* Aim:
Extract all lines in the data that contain the word "ylabel".

___ Material shown ___

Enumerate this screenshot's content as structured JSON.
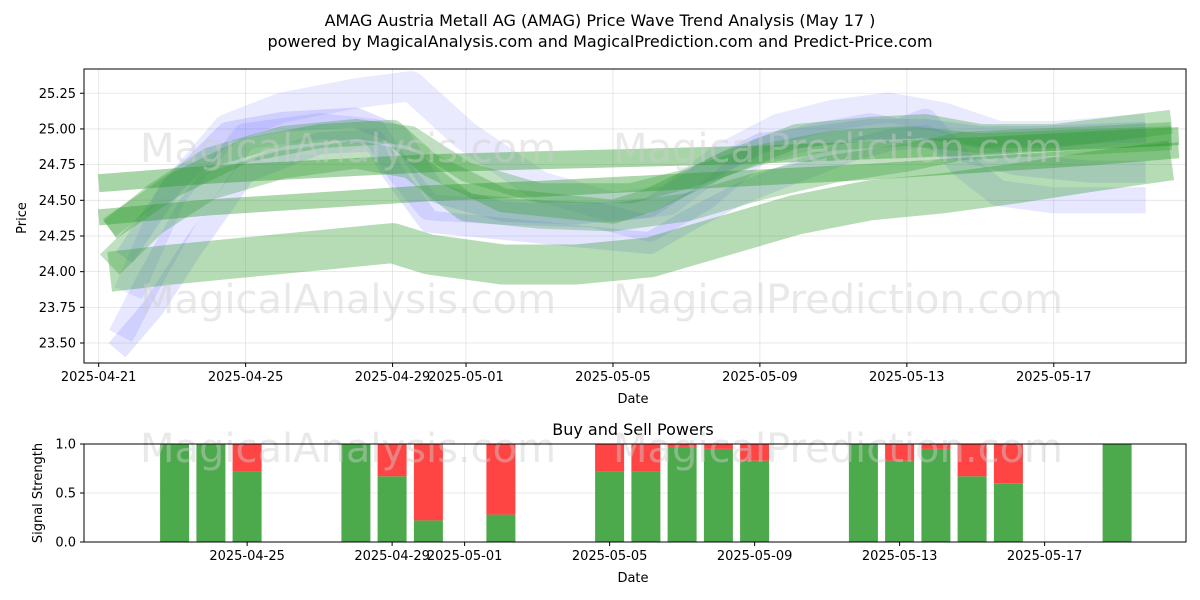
{
  "title": "AMAG Austria Metall AG (AMAG) Price Wave Trend Analysis (May 17 )",
  "subtitle": "powered by MagicalAnalysis.com and MagicalPrediction.com and Predict-Price.com",
  "watermarks": [
    "MagicalAnalysis.com",
    "MagicalPrediction.com"
  ],
  "colors": {
    "green_band": "#2e9a2e",
    "blue_band": "#6a6aff",
    "buy": "#4caa4c",
    "sell": "#ff4444"
  },
  "chart_data": [
    {
      "type": "area",
      "name": "price-wave-chart",
      "title": "",
      "xlabel": "Date",
      "ylabel": "Price",
      "x_ticks": [
        "2025-04-21",
        "2025-04-25",
        "2025-04-29",
        "2025-05-01",
        "2025-05-05",
        "2025-05-09",
        "2025-05-13",
        "2025-05-17"
      ],
      "x_tick_days": [
        0,
        4,
        8,
        10,
        14,
        18,
        22,
        26
      ],
      "xlim": [
        -0.4,
        29.6
      ],
      "y_ticks": [
        "23.50",
        "23.75",
        "24.00",
        "24.25",
        "24.50",
        "24.75",
        "25.00",
        "25.25"
      ],
      "ylim": [
        23.36,
        25.42
      ],
      "grid": true,
      "series": [
        {
          "name": "blue-wave-1",
          "color": "blue",
          "x": [
            0.6,
            1.3,
            2.5,
            4,
            6,
            7.5,
            8.2,
            9,
            11,
            13.5,
            15,
            16.5,
            18,
            19.5,
            21,
            21.8,
            22.5,
            23.5,
            24.5,
            26,
            28.5
          ],
          "y": [
            23.55,
            23.9,
            24.45,
            24.95,
            25.02,
            24.98,
            24.7,
            24.45,
            24.42,
            24.4,
            24.3,
            24.52,
            24.85,
            24.95,
            25.02,
            24.98,
            25.05,
            24.75,
            24.55,
            24.5,
            24.5
          ]
        },
        {
          "name": "blue-wave-2",
          "color": "blue",
          "x": [
            0.5,
            1.5,
            2.5,
            4,
            6,
            7.5,
            8,
            9,
            11,
            13,
            15,
            16,
            17.5,
            19,
            20.5,
            21.5,
            22.5,
            23.5,
            25,
            27,
            28.5
          ],
          "y": [
            23.45,
            23.75,
            24.15,
            24.7,
            24.9,
            24.92,
            24.7,
            24.35,
            24.3,
            24.25,
            24.2,
            24.35,
            24.55,
            24.7,
            24.85,
            24.92,
            24.95,
            24.85,
            24.75,
            24.7,
            24.7
          ]
        },
        {
          "name": "blue-wave-3",
          "color": "blue",
          "x": [
            0.8,
            2,
            3.5,
            5,
            7,
            8.5,
            10,
            12,
            14,
            15.5,
            17,
            18.5,
            20,
            21.5,
            23,
            24.5,
            26,
            28.5
          ],
          "y": [
            23.85,
            24.55,
            25.0,
            25.15,
            25.25,
            25.3,
            24.95,
            24.6,
            24.45,
            24.5,
            24.8,
            25.0,
            25.1,
            25.15,
            25.08,
            24.95,
            24.95,
            25.0
          ]
        },
        {
          "name": "blue-wave-4",
          "color": "blue",
          "x": [
            0.7,
            2,
            3.5,
            5,
            7,
            8.2,
            9.2,
            11,
            13,
            15,
            16.5,
            18,
            19.5,
            21,
            22.5,
            24,
            25.5,
            28.5
          ],
          "y": [
            24.1,
            24.6,
            24.98,
            25.05,
            25.08,
            24.95,
            24.55,
            24.42,
            24.4,
            24.45,
            24.7,
            24.9,
            24.95,
            25.0,
            25.0,
            24.95,
            24.95,
            24.98
          ]
        },
        {
          "name": "green-wave-1",
          "color": "green",
          "x": [
            0,
            3,
            6,
            9,
            12,
            15,
            18,
            21,
            24,
            27,
            29.4
          ],
          "y": [
            24.62,
            24.68,
            24.72,
            24.76,
            24.78,
            24.8,
            24.82,
            24.85,
            24.88,
            24.92,
            24.95
          ]
        },
        {
          "name": "green-wave-2",
          "color": "green",
          "x": [
            0,
            3,
            6,
            9,
            12,
            15,
            18,
            21,
            24,
            27,
            29.4
          ],
          "y": [
            24.38,
            24.45,
            24.5,
            24.55,
            24.58,
            24.62,
            24.66,
            24.7,
            24.75,
            24.8,
            24.85
          ]
        },
        {
          "name": "green-wave-3",
          "color": "green",
          "x": [
            0.3,
            1.5,
            3,
            5,
            7,
            8.5,
            10,
            12,
            14,
            16,
            18,
            20,
            22,
            23.5,
            25,
            27,
            29.2
          ],
          "y": [
            24.05,
            24.35,
            24.6,
            24.75,
            24.82,
            24.75,
            24.45,
            24.4,
            24.38,
            24.45,
            24.6,
            24.72,
            24.8,
            24.88,
            24.9,
            24.92,
            24.95
          ]
        },
        {
          "name": "green-wave-4",
          "color": "green",
          "x": [
            0.3,
            2,
            4,
            6,
            8,
            9,
            11,
            14,
            15,
            17,
            19,
            21,
            22.5,
            24,
            26,
            29.2
          ],
          "y": [
            24.3,
            24.6,
            24.85,
            24.95,
            24.98,
            24.75,
            24.5,
            24.42,
            24.5,
            24.75,
            24.95,
            25.0,
            25.02,
            24.95,
            24.95,
            25.05
          ]
        },
        {
          "name": "green-wave-5",
          "color": "green",
          "x": [
            0.3,
            2,
            4,
            6,
            8,
            9,
            11,
            13,
            15,
            17,
            19,
            21,
            23,
            25,
            27,
            29.2
          ],
          "y": [
            24.0,
            24.05,
            24.1,
            24.15,
            24.2,
            24.12,
            24.05,
            24.05,
            24.1,
            24.25,
            24.4,
            24.5,
            24.55,
            24.62,
            24.7,
            24.78
          ]
        },
        {
          "name": "green-wave-6",
          "color": "green",
          "x": [
            0.3,
            1.5,
            3,
            5,
            7,
            8.5,
            10,
            12,
            14.5,
            16,
            18,
            20,
            22,
            24,
            26,
            29.2
          ],
          "y": [
            24.3,
            24.55,
            24.8,
            24.95,
            25.0,
            24.95,
            24.7,
            24.55,
            24.55,
            24.65,
            24.82,
            24.92,
            24.95,
            24.9,
            24.92,
            24.95
          ]
        }
      ]
    },
    {
      "type": "bar",
      "name": "buy-sell-powers",
      "title": "Buy and Sell Powers",
      "xlabel": "Date",
      "ylabel": "Signal Strength",
      "x_ticks": [
        "2025-04-25",
        "2025-04-29",
        "2025-05-01",
        "2025-05-05",
        "2025-05-09",
        "2025-05-13",
        "2025-05-17"
      ],
      "x_tick_days": [
        4,
        8,
        10,
        14,
        18,
        22,
        26
      ],
      "xlim": [
        -0.5,
        29.9
      ],
      "y_ticks": [
        "0.0",
        "0.5",
        "1.0"
      ],
      "ylim": [
        0,
        1
      ],
      "grid": true,
      "x_days": [
        2,
        3,
        4,
        7,
        8,
        9,
        11,
        14,
        15,
        16,
        17,
        18,
        21,
        22,
        23,
        24,
        25,
        28
      ],
      "series": [
        {
          "name": "Buy",
          "values": [
            1.0,
            1.0,
            0.72,
            1.0,
            0.67,
            0.22,
            0.28,
            0.72,
            0.72,
            0.97,
            0.95,
            0.83,
            1.0,
            0.83,
            0.95,
            0.67,
            0.6,
            1.0
          ]
        },
        {
          "name": "Sell",
          "values": [
            0.0,
            0.0,
            0.28,
            0.0,
            0.33,
            0.78,
            0.72,
            0.28,
            0.28,
            0.03,
            0.05,
            0.17,
            0.0,
            0.17,
            0.05,
            0.33,
            0.4,
            0.0
          ]
        }
      ]
    }
  ]
}
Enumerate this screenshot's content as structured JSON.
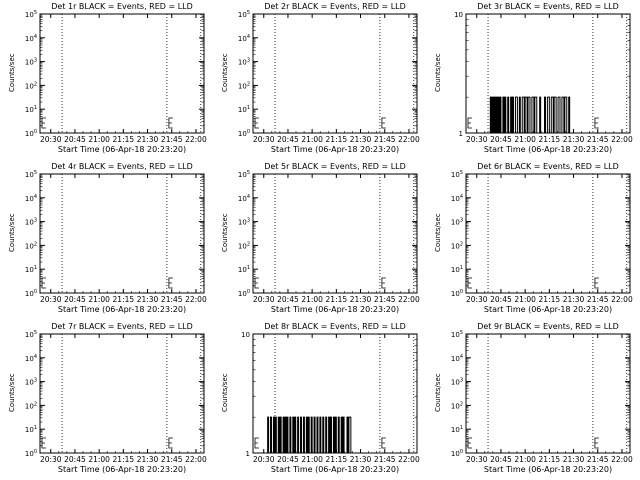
{
  "figure": {
    "xlabel": "Start Time (06-Apr-18 20:23:20)",
    "ylabel": "Counts/sec",
    "x_ticks": [
      "20:30",
      "20:45",
      "21:00",
      "21:15",
      "21:30",
      "21:45",
      "22:00"
    ],
    "colors": {
      "events": "#000000",
      "lld": "#ff0000",
      "background": "#ffffff"
    }
  },
  "chart_data": [
    {
      "type": "line",
      "title": "Det 1r BLACK = Events, RED = LLD",
      "y_scale": "log",
      "ylim": [
        1,
        100000
      ],
      "y_ticks": [
        "10^0",
        "10^1",
        "10^2",
        "10^3",
        "10^4",
        "10^5"
      ],
      "x_range": [
        "20:23:20",
        "22:05:00"
      ],
      "dotted_verticals": [
        "20:37",
        "21:42",
        "22:03"
      ],
      "series": [
        {
          "values": []
        }
      ]
    },
    {
      "type": "line",
      "title": "Det 2r BLACK = Events, RED = LLD",
      "y_scale": "log",
      "ylim": [
        1,
        100000
      ],
      "y_ticks": [
        "10^0",
        "10^1",
        "10^2",
        "10^3",
        "10^4",
        "10^5"
      ],
      "x_range": [
        "20:23:20",
        "22:05:00"
      ],
      "dotted_verticals": [
        "20:37",
        "21:42",
        "22:03"
      ],
      "series": [
        {
          "values": []
        }
      ]
    },
    {
      "type": "line",
      "title": "Det 3r BLACK = Events, RED = LLD",
      "y_scale": "log",
      "ylim": [
        1,
        10
      ],
      "y_ticks": [
        "1",
        "10"
      ],
      "x_range": [
        "20:23:20",
        "22:05:00"
      ],
      "dotted_verticals": [
        "20:37",
        "21:42",
        "22:03"
      ],
      "series": [
        {
          "values": [
            [
              20.63,
              1
            ],
            [
              20.64,
              2
            ],
            [
              20.65,
              1
            ],
            [
              20.66,
              2
            ],
            [
              20.67,
              1
            ],
            [
              20.68,
              2
            ],
            [
              20.69,
              1
            ],
            [
              20.7,
              2
            ],
            [
              20.71,
              1
            ],
            [
              20.72,
              2
            ],
            [
              20.73,
              1
            ],
            [
              20.74,
              2
            ],
            [
              20.75,
              1
            ],
            [
              20.77,
              2
            ],
            [
              20.78,
              1
            ],
            [
              20.79,
              2
            ],
            [
              20.8,
              1
            ],
            [
              20.82,
              2
            ],
            [
              20.83,
              1
            ],
            [
              20.85,
              2
            ],
            [
              20.86,
              1
            ],
            [
              20.87,
              2
            ],
            [
              20.88,
              1
            ],
            [
              20.9,
              2
            ],
            [
              20.92,
              1
            ],
            [
              20.94,
              2
            ],
            [
              20.95,
              1
            ],
            [
              20.97,
              2
            ],
            [
              20.99,
              1
            ],
            [
              21.0,
              2
            ],
            [
              21.02,
              1
            ],
            [
              21.03,
              2
            ],
            [
              21.05,
              1
            ],
            [
              21.07,
              2
            ],
            [
              21.09,
              1
            ],
            [
              21.1,
              2
            ],
            [
              21.12,
              1
            ],
            [
              21.15,
              2
            ],
            [
              21.16,
              1
            ],
            [
              21.2,
              2
            ],
            [
              21.21,
              1
            ],
            [
              21.23,
              2
            ],
            [
              21.25,
              1
            ],
            [
              21.27,
              2
            ],
            [
              21.29,
              1
            ],
            [
              21.3,
              2
            ],
            [
              21.32,
              1
            ],
            [
              21.34,
              2
            ],
            [
              21.36,
              1
            ],
            [
              21.38,
              2
            ],
            [
              21.4,
              1
            ],
            [
              21.41,
              2
            ],
            [
              21.43,
              1
            ],
            [
              21.45,
              2
            ],
            [
              21.46,
              1
            ]
          ]
        }
      ]
    },
    {
      "type": "line",
      "title": "Det 4r BLACK = Events, RED = LLD",
      "y_scale": "log",
      "ylim": [
        1,
        100000
      ],
      "y_ticks": [
        "10^0",
        "10^1",
        "10^2",
        "10^3",
        "10^4",
        "10^5"
      ],
      "x_range": [
        "20:23:20",
        "22:05:00"
      ],
      "dotted_verticals": [
        "20:37",
        "21:42",
        "22:03"
      ],
      "series": [
        {
          "values": []
        }
      ]
    },
    {
      "type": "line",
      "title": "Det 5r BLACK = Events, RED = LLD",
      "y_scale": "log",
      "ylim": [
        1,
        100000
      ],
      "y_ticks": [
        "10^0",
        "10^1",
        "10^2",
        "10^3",
        "10^4",
        "10^5"
      ],
      "x_range": [
        "20:23:20",
        "22:05:00"
      ],
      "dotted_verticals": [
        "20:37",
        "21:42",
        "22:03"
      ],
      "series": [
        {
          "values": []
        }
      ]
    },
    {
      "type": "line",
      "title": "Det 6r BLACK = Events, RED = LLD",
      "y_scale": "log",
      "ylim": [
        1,
        100000
      ],
      "y_ticks": [
        "10^0",
        "10^1",
        "10^2",
        "10^3",
        "10^4",
        "10^5"
      ],
      "x_range": [
        "20:23:20",
        "22:05:00"
      ],
      "dotted_verticals": [
        "20:37",
        "21:42",
        "22:03"
      ],
      "series": [
        {
          "values": []
        }
      ]
    },
    {
      "type": "line",
      "title": "Det 7r BLACK = Events, RED = LLD",
      "y_scale": "log",
      "ylim": [
        1,
        100000
      ],
      "y_ticks": [
        "10^0",
        "10^1",
        "10^2",
        "10^3",
        "10^4",
        "10^5"
      ],
      "x_range": [
        "20:23:20",
        "22:05:00"
      ],
      "dotted_verticals": [
        "20:37",
        "21:42",
        "22:03"
      ],
      "series": [
        {
          "values": []
        }
      ]
    },
    {
      "type": "line",
      "title": "Det 8r BLACK = Events, RED = LLD",
      "y_scale": "log",
      "ylim": [
        1,
        10
      ],
      "y_ticks": [
        "1",
        "10"
      ],
      "x_range": [
        "20:23:20",
        "22:05:00"
      ],
      "dotted_verticals": [
        "20:37",
        "21:42",
        "22:03"
      ],
      "series": [
        {
          "values": [
            [
              20.53,
              1
            ],
            [
              20.54,
              2
            ],
            [
              20.55,
              1
            ],
            [
              20.57,
              2
            ],
            [
              20.58,
              1
            ],
            [
              20.6,
              2
            ],
            [
              20.61,
              1
            ],
            [
              20.62,
              2
            ],
            [
              20.63,
              1
            ],
            [
              20.65,
              2
            ],
            [
              20.66,
              1
            ],
            [
              20.67,
              2
            ],
            [
              20.68,
              1
            ],
            [
              20.7,
              2
            ],
            [
              20.71,
              1
            ],
            [
              20.72,
              2
            ],
            [
              20.73,
              1
            ],
            [
              20.74,
              2
            ],
            [
              20.75,
              1
            ],
            [
              20.77,
              2
            ],
            [
              20.78,
              1
            ],
            [
              20.8,
              2
            ],
            [
              20.81,
              1
            ],
            [
              20.82,
              2
            ],
            [
              20.83,
              1
            ],
            [
              20.85,
              2
            ],
            [
              20.86,
              1
            ],
            [
              20.88,
              2
            ],
            [
              20.89,
              1
            ],
            [
              20.91,
              2
            ],
            [
              20.92,
              1
            ],
            [
              20.94,
              2
            ],
            [
              20.95,
              1
            ],
            [
              20.96,
              2
            ],
            [
              20.97,
              1
            ],
            [
              20.99,
              2
            ],
            [
              21.0,
              1
            ],
            [
              21.02,
              2
            ],
            [
              21.03,
              1
            ],
            [
              21.05,
              2
            ],
            [
              21.06,
              1
            ],
            [
              21.08,
              2
            ],
            [
              21.09,
              1
            ],
            [
              21.11,
              2
            ],
            [
              21.12,
              1
            ],
            [
              21.14,
              2
            ],
            [
              21.15,
              1
            ],
            [
              21.17,
              2
            ],
            [
              21.18,
              1
            ],
            [
              21.19,
              2
            ],
            [
              21.2,
              1
            ],
            [
              21.22,
              2
            ],
            [
              21.23,
              1
            ],
            [
              21.24,
              2
            ],
            [
              21.25,
              1
            ],
            [
              21.27,
              2
            ],
            [
              21.28,
              1
            ],
            [
              21.3,
              2
            ],
            [
              21.31,
              1
            ],
            [
              21.32,
              2
            ],
            [
              21.33,
              1
            ],
            [
              21.36,
              2
            ],
            [
              21.37,
              1
            ],
            [
              21.38,
              2
            ],
            [
              21.4,
              1
            ]
          ]
        }
      ]
    },
    {
      "type": "line",
      "title": "Det 9r BLACK = Events, RED = LLD",
      "y_scale": "log",
      "ylim": [
        1,
        100000
      ],
      "y_ticks": [
        "10^0",
        "10^1",
        "10^2",
        "10^3",
        "10^4",
        "10^5"
      ],
      "x_range": [
        "20:23:20",
        "22:05:00"
      ],
      "dotted_verticals": [
        "20:37",
        "21:42",
        "22:03"
      ],
      "series": [
        {
          "values": []
        }
      ]
    }
  ]
}
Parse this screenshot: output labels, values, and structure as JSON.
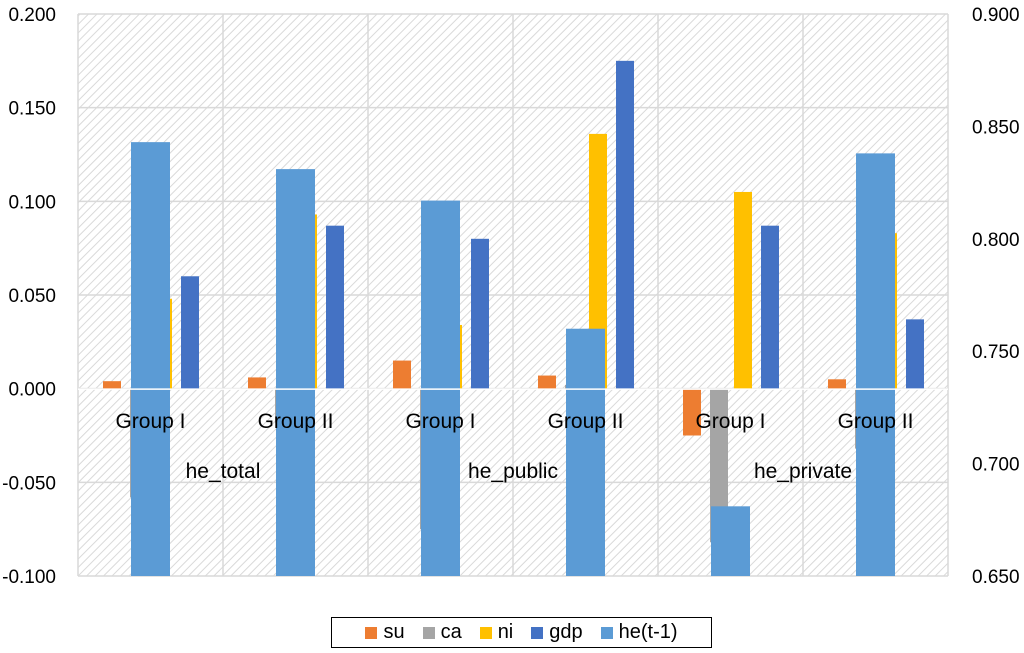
{
  "chart_data": {
    "type": "bar",
    "title": "",
    "xlabel": "",
    "ylabel": "",
    "categories": [
      "Group I",
      "Group II",
      "Group I",
      "Group II",
      "Group I",
      "Group II"
    ],
    "category_groups": [
      {
        "label": "he_total",
        "span": 2
      },
      {
        "label": "he_public",
        "span": 2
      },
      {
        "label": "he_private",
        "span": 2
      }
    ],
    "ylim": [
      -0.1,
      0.2
    ],
    "y_ticks": [
      "0.200",
      "0.150",
      "0.100",
      "0.050",
      "0.000",
      "-0.050",
      "-0.100"
    ],
    "y_tick_values": [
      0.2,
      0.15,
      0.1,
      0.05,
      0.0,
      -0.05,
      -0.1
    ],
    "y2lim": [
      0.65,
      0.9
    ],
    "y2_ticks": [
      "0.900",
      "0.850",
      "0.800",
      "0.750",
      "0.700",
      "0.650"
    ],
    "y2_tick_values": [
      0.9,
      0.85,
      0.8,
      0.75,
      0.7,
      0.65
    ],
    "grid": true,
    "legend_position": "bottom",
    "series": [
      {
        "name": "su",
        "color": "#ED7D31",
        "axis": "primary",
        "values": [
          0.004,
          0.006,
          0.015,
          0.007,
          -0.025,
          0.005
        ]
      },
      {
        "name": "ca",
        "color": "#A5A5A5",
        "axis": "primary",
        "values": [
          -0.058,
          -0.018,
          -0.075,
          0.002,
          -0.082,
          -0.032
        ]
      },
      {
        "name": "ni",
        "color": "#FFC000",
        "axis": "primary",
        "values": [
          0.048,
          0.093,
          0.034,
          0.136,
          0.105,
          0.083
        ]
      },
      {
        "name": "gdp",
        "color": "#4472C4",
        "axis": "primary",
        "values": [
          0.06,
          0.087,
          0.08,
          0.175,
          0.087,
          0.037
        ]
      },
      {
        "name": "he(t-1)",
        "color": "#5B9BD5",
        "axis": "secondary",
        "values": [
          0.843,
          0.831,
          0.817,
          0.76,
          0.681,
          0.838
        ]
      }
    ]
  }
}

___

* Answer to this task:
      "ylabel": "Price",
      "ylabel": "Signal Strength",
    "ylabel": "Counts/sec",
    "ylabel": "",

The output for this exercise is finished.